# Exercise prompt:
The records should be repeated word for word, pictures excluded.

# Task data:
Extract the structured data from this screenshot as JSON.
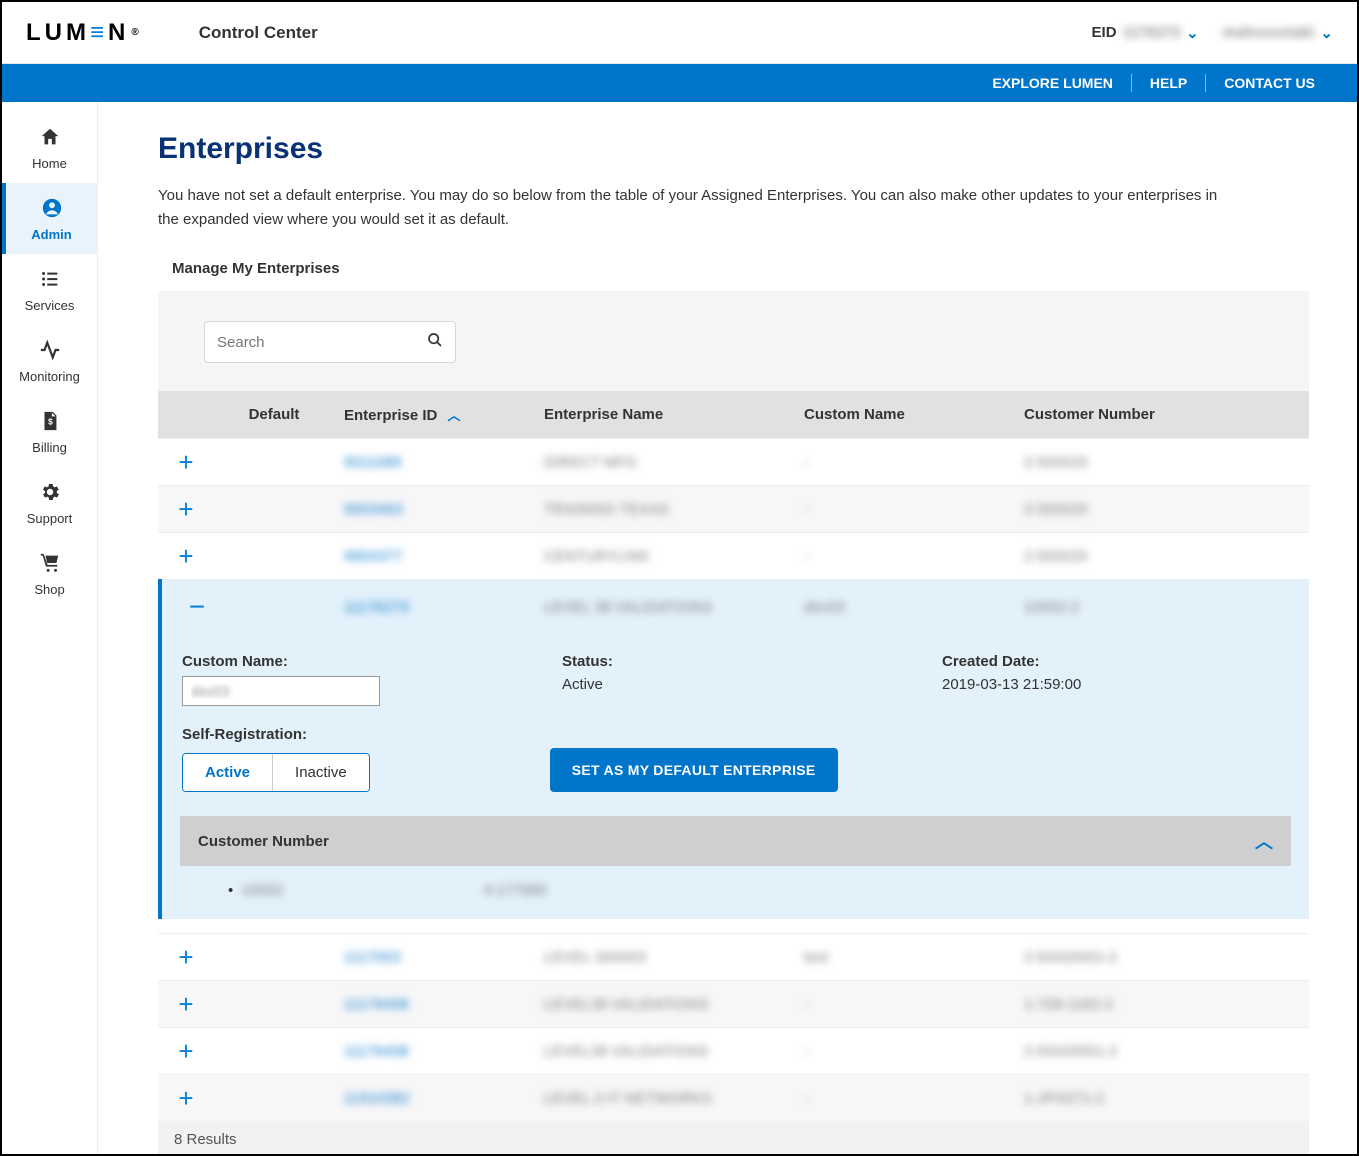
{
  "header": {
    "logo_text": "LUMEN",
    "app_title": "Control Center",
    "eid_label": "EID",
    "eid_value": "1176273",
    "username": "mahousstaki"
  },
  "bluebar": {
    "explore": "EXPLORE LUMEN",
    "help": "HELP",
    "contact": "CONTACT US"
  },
  "sidebar": [
    {
      "id": "home",
      "label": "Home"
    },
    {
      "id": "admin",
      "label": "Admin"
    },
    {
      "id": "services",
      "label": "Services"
    },
    {
      "id": "monitoring",
      "label": "Monitoring"
    },
    {
      "id": "billing",
      "label": "Billing"
    },
    {
      "id": "support",
      "label": "Support"
    },
    {
      "id": "shop",
      "label": "Shop"
    }
  ],
  "page": {
    "title": "Enterprises",
    "description": "You have not set a default enterprise. You may do so below from the table of your Assigned Enterprises. You can also make other updates to your enterprises in the expanded view where you would set it as default.",
    "section_label": "Manage My Enterprises",
    "search_placeholder": "Search"
  },
  "table": {
    "columns": {
      "default": "Default",
      "enterprise_id": "Enterprise ID",
      "enterprise_name": "Enterprise Name",
      "custom_name": "Custom Name",
      "customer_number": "Customer Number"
    },
    "rows": [
      {
        "enterprise_id": "9011089",
        "enterprise_name": "DIRECT MFG",
        "custom_name": "-",
        "customer_number": "2-500029"
      },
      {
        "enterprise_id": "9903463",
        "enterprise_name": "TRAINING TEXAS",
        "custom_name": "-",
        "customer_number": "2-500029"
      },
      {
        "enterprise_id": "9904377",
        "enterprise_name": "CENTURYLINK",
        "custom_name": "-",
        "customer_number": "2-500029"
      },
      {
        "enterprise_id": "11176273",
        "enterprise_name": "LEVEL 38 VALIDATIONS",
        "custom_name": "dev03",
        "customer_number": "10002-2"
      }
    ],
    "rows_after": [
      {
        "enterprise_id": "1117003",
        "enterprise_name": "LEVEL-300003",
        "custom_name": "test",
        "customer_number": "2-50420001-2"
      },
      {
        "enterprise_id": "11176408",
        "enterprise_name": "LEVEL38 VALIDATIONS",
        "custom_name": "-",
        "customer_number": "1-708-1182-2"
      },
      {
        "enterprise_id": "11176408",
        "enterprise_name": "LEVEL38 VALIDATIONS",
        "custom_name": "-",
        "customer_number": "2-50420001-2"
      },
      {
        "enterprise_id": "11910382",
        "enterprise_name": "LEVEL 2-IT NETWORKS",
        "custom_name": "-",
        "customer_number": "1-JPH271-2"
      }
    ],
    "expanded": {
      "custom_name_label": "Custom Name:",
      "custom_name_value": "dev03",
      "status_label": "Status:",
      "status_value": "Active",
      "created_label": "Created Date:",
      "created_value": "2019-03-13 21:59:00",
      "selfreg_label": "Self-Registration:",
      "toggle_active": "Active",
      "toggle_inactive": "Inactive",
      "set_default_btn": "SET AS MY DEFAULT ENTERPRISE",
      "custnum_header": "Customer Number",
      "custnum_row_a": "10002",
      "custnum_row_b": "4-177980"
    },
    "results_text": "8 Results"
  }
}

# Expected answer:
Extract the structured data from this screenshot as JSON.
{
  "header": {
    "logo_text": "LUMEN",
    "app_title": "Control Center",
    "eid_label": "EID",
    "eid_value": "1176273",
    "username": "mahousstaki"
  },
  "bluebar": {
    "explore": "EXPLORE LUMEN",
    "help": "HELP",
    "contact": "CONTACT US"
  },
  "sidebar": [
    {
      "id": "home",
      "label": "Home"
    },
    {
      "id": "admin",
      "label": "Admin"
    },
    {
      "id": "services",
      "label": "Services"
    },
    {
      "id": "monitoring",
      "label": "Monitoring"
    },
    {
      "id": "billing",
      "label": "Billing"
    },
    {
      "id": "support",
      "label": "Support"
    },
    {
      "id": "shop",
      "label": "Shop"
    }
  ],
  "page": {
    "title": "Enterprises",
    "description": "You have not set a default enterprise. You may do so below from the table of your Assigned Enterprises. You can also make other updates to your enterprises in the expanded view where you would set it as default.",
    "section_label": "Manage My Enterprises",
    "search_placeholder": "Search"
  },
  "table": {
    "columns": {
      "default": "Default",
      "enterprise_id": "Enterprise ID",
      "enterprise_name": "Enterprise Name",
      "custom_name": "Custom Name",
      "customer_number": "Customer Number"
    },
    "rows": [
      {
        "enterprise_id": "9011089",
        "enterprise_name": "DIRECT MFG",
        "custom_name": "-",
        "customer_number": "2-500029"
      },
      {
        "enterprise_id": "9903463",
        "enterprise_name": "TRAINING TEXAS",
        "custom_name": "-",
        "customer_number": "2-500029"
      },
      {
        "enterprise_id": "9904377",
        "enterprise_name": "CENTURYLINK",
        "custom_name": "-",
        "customer_number": "2-500029"
      },
      {
        "enterprise_id": "11176273",
        "enterprise_name": "LEVEL 38 VALIDATIONS",
        "custom_name": "dev03",
        "customer_number": "10002-2"
      }
    ],
    "rows_after": [
      {
        "enterprise_id": "1117003",
        "enterprise_name": "LEVEL-300003",
        "custom_name": "test",
        "customer_number": "2-50420001-2"
      },
      {
        "enterprise_id": "11176408",
        "enterprise_name": "LEVEL38 VALIDATIONS",
        "custom_name": "-",
        "customer_number": "1-708-1182-2"
      },
      {
        "enterprise_id": "11176408",
        "enterprise_name": "LEVEL38 VALIDATIONS",
        "custom_name": "-",
        "customer_number": "2-50420001-2"
      },
      {
        "enterprise_id": "11910382",
        "enterprise_name": "LEVEL 2-IT NETWORKS",
        "custom_name": "-",
        "customer_number": "1-JPH271-2"
      }
    ],
    "expanded": {
      "custom_name_label": "Custom Name:",
      "custom_name_value": "dev03",
      "status_label": "Status:",
      "status_value": "Active",
      "created_label": "Created Date:",
      "created_value": "2019-03-13 21:59:00",
      "selfreg_label": "Self-Registration:",
      "toggle_active": "Active",
      "toggle_inactive": "Inactive",
      "set_default_btn": "SET AS MY DEFAULT ENTERPRISE",
      "custnum_header": "Customer Number",
      "custnum_row_a": "10002",
      "custnum_row_b": "4-177980"
    },
    "results_text": "8 Results"
  }
}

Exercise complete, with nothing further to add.